[Start of Provided passage]
# buying property...



## anoutlaw (May 13, 2009)

If you want to buy land and it costs about 1,000,000 pesos how do you go about it? How did you do it if you have?

It is easy to buy if the money is in Mexico but what do you do when the money is in your account abroad?

Wire transfer to seller is not an option for obvious reasons.

The only option i can think of is wire transfer to ones own mexican bank. That way money will get registered in the systems as coming from account belonging to person xyz123 and being deposited to person account in mexico belonging to person xyz123.

Will this be an issue? I dont see why it would but i can imagine it could get flagged/delayed/hacienda gets tipped even though no reason for them to know etc.. etc..


Im sure others have been wondering the same


----------



## DNP (May 3, 2011)

anoutlaw said:


> If you want to buy land and it costs about 1,000,000 pesos how do you go about it? How did you do it if you have?
> 
> It is easy to buy if the money is in Mexico but what do you do when the money is in your account abroad?
> 
> ...


Smells like money laundering. You wanna be anoutlaw? Mexico's as good a country as any to get caught, do time, lose your money...

And you want advice!?

WashDC/SMA


----------



## sparks (Jun 17, 2007)

Check Intercam ... you can write a check on your home bank and they will issue you a cashiers check to deposit in Mexico


----------



## sparks (Jun 17, 2007)

DNP said:


> Smells like money laundering. You wanna be an outlaw? Mexico's as good a country as any to get caught, do time, lose your money...
> 
> And you want advice!?
> 
> WashDC/SMA


Nonsense !!!
[End of Provided passage]
Aim 1: Translate this sentence from the forum thread on buying property into Spanish: "Wire transfer to seller is not an option for obvious reasons."
Aim 2: List every username that appears as a post author in the forum thread on buying property, naming each one once.
Aim 3: Reproduce the passage of the forum thread on buying property between "## anoutlaw (May" and "know etc.. etc..", inclusive.
[Start of Information supplied]
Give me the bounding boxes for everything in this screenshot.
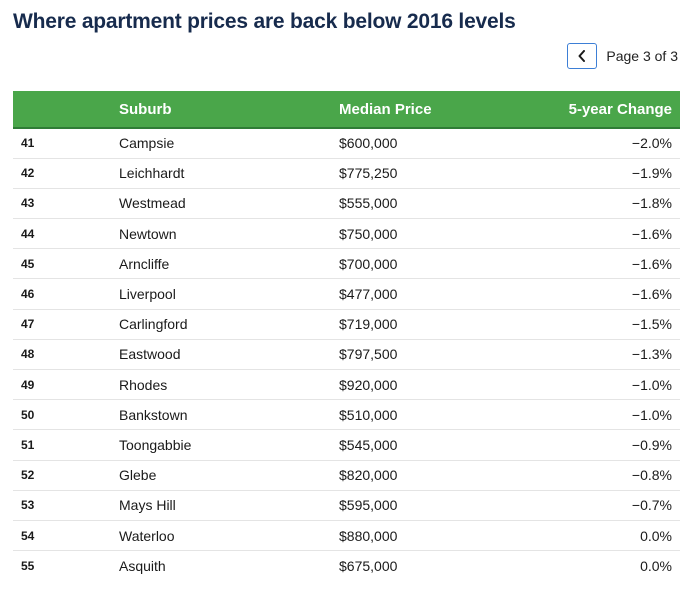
[End of Information supplied]
Solution 1: La transferencia bancaria al vendedor no es una opción por razones obvias.

Solution 2:
anoutlaw
DNP
sparks

Solution 3:
## anoutlaw (May 13, 2009)

If you want to buy land and it costs about 1,000,000 pesos how do you go about it? How did you do it if you have?

It is easy to buy if the money is in Mexico but what do you do when the money is in your account abroad?

Wire transfer to seller is not an option for obvious reasons.

The only option i can think of is wire transfer to ones own mexican bank. That way money will get registered in the systems as coming from account belonging to person xyz123 and being deposited to person account in mexico belonging to person xyz123.

Will this be an issue? I dont see why it would but i can imagine it could get flagged/delayed/hacienda gets tipped even though no reason for them to know etc.. etc..